Rewrite the records from their first line through the line containing "header-pm-line-2: NowCast bbox=[797, 325, 945, 360]", substituting "region-cell" for each occurrence of "state-cell" and leaving everything else unchanged.

#### Saved entries:
** begin **
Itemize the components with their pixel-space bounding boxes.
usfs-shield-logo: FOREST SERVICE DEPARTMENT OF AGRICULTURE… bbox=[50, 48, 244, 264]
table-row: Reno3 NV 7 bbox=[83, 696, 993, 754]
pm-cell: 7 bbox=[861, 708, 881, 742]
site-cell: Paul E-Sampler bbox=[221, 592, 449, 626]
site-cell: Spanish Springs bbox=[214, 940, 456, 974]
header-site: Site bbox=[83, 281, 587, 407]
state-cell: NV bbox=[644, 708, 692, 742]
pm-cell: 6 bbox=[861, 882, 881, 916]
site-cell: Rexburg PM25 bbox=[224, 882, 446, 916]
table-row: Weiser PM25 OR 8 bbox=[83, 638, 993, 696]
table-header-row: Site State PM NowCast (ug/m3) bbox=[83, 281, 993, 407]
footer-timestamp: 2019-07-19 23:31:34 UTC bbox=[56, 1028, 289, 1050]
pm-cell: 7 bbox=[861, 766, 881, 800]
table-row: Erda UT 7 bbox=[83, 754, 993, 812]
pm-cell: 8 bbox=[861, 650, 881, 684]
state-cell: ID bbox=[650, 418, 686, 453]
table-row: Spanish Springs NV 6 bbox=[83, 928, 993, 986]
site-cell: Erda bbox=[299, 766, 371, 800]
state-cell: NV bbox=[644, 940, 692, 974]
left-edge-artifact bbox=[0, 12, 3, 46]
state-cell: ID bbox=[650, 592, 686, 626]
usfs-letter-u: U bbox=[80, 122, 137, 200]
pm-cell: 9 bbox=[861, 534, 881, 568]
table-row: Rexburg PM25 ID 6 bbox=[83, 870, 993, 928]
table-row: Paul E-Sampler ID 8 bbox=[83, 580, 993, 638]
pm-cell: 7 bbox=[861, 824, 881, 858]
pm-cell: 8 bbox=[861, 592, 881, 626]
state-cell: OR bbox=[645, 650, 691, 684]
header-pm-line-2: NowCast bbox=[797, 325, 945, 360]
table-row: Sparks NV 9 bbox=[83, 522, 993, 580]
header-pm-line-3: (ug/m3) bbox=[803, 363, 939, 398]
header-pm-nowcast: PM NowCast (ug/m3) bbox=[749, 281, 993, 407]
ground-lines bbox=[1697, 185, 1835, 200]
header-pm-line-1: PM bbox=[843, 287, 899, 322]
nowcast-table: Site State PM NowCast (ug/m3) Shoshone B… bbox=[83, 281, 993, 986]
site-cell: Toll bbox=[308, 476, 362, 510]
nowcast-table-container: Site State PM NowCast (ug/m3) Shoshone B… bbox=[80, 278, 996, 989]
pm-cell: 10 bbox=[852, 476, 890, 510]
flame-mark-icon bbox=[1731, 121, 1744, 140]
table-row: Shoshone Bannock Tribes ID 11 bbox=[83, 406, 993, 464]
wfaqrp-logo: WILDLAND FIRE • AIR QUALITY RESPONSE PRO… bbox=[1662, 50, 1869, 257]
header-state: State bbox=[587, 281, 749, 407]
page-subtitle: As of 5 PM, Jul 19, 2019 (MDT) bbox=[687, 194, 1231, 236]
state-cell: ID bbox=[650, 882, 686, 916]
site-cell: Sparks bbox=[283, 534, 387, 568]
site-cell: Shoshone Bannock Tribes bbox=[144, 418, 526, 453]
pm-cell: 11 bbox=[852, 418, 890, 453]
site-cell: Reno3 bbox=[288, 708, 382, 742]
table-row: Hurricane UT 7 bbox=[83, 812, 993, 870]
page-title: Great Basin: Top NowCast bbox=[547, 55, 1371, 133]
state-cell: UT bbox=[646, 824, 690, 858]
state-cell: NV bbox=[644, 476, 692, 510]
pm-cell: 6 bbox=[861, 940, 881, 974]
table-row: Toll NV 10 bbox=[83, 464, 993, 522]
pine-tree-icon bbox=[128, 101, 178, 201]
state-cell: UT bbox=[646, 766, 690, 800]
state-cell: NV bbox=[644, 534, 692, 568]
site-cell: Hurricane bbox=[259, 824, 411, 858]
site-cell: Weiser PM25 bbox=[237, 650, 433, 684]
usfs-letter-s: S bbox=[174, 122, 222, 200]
** end **
#### Task solution:
Itemize the components with their pixel-space bounding boxes.
usfs-shield-logo: FOREST SERVICE DEPARTMENT OF AGRICULTURE… bbox=[50, 48, 244, 264]
table-row: Reno3 NV 7 bbox=[83, 696, 993, 754]
pm-cell: 7 bbox=[861, 708, 881, 742]
site-cell: Paul E-Sampler bbox=[221, 592, 449, 626]
site-cell: Spanish Springs bbox=[214, 940, 456, 974]
header-site: Site bbox=[83, 281, 587, 407]
region-cell: NV bbox=[644, 708, 692, 742]
pm-cell: 6 bbox=[861, 882, 881, 916]
site-cell: Rexburg PM25 bbox=[224, 882, 446, 916]
table-row: Weiser PM25 OR 8 bbox=[83, 638, 993, 696]
table-header-row: Site State PM NowCast (ug/m3) bbox=[83, 281, 993, 407]
footer-timestamp: 2019-07-19 23:31:34 UTC bbox=[56, 1028, 289, 1050]
pm-cell: 7 bbox=[861, 766, 881, 800]
table-row: Erda UT 7 bbox=[83, 754, 993, 812]
pm-cell: 8 bbox=[861, 650, 881, 684]
region-cell: ID bbox=[650, 418, 686, 453]
table-row: Spanish Springs NV 6 bbox=[83, 928, 993, 986]
site-cell: Erda bbox=[299, 766, 371, 800]
region-cell: NV bbox=[644, 940, 692, 974]
left-edge-artifact bbox=[0, 12, 3, 46]
region-cell: ID bbox=[650, 592, 686, 626]
usfs-letter-u: U bbox=[80, 122, 137, 200]
pm-cell: 9 bbox=[861, 534, 881, 568]
table-row: Rexburg PM25 ID 6 bbox=[83, 870, 993, 928]
table-row: Paul E-Sampler ID 8 bbox=[83, 580, 993, 638]
pm-cell: 7 bbox=[861, 824, 881, 858]
pm-cell: 8 bbox=[861, 592, 881, 626]
region-cell: OR bbox=[645, 650, 691, 684]
header-pm-line-2: NowCast bbox=[797, 325, 945, 360]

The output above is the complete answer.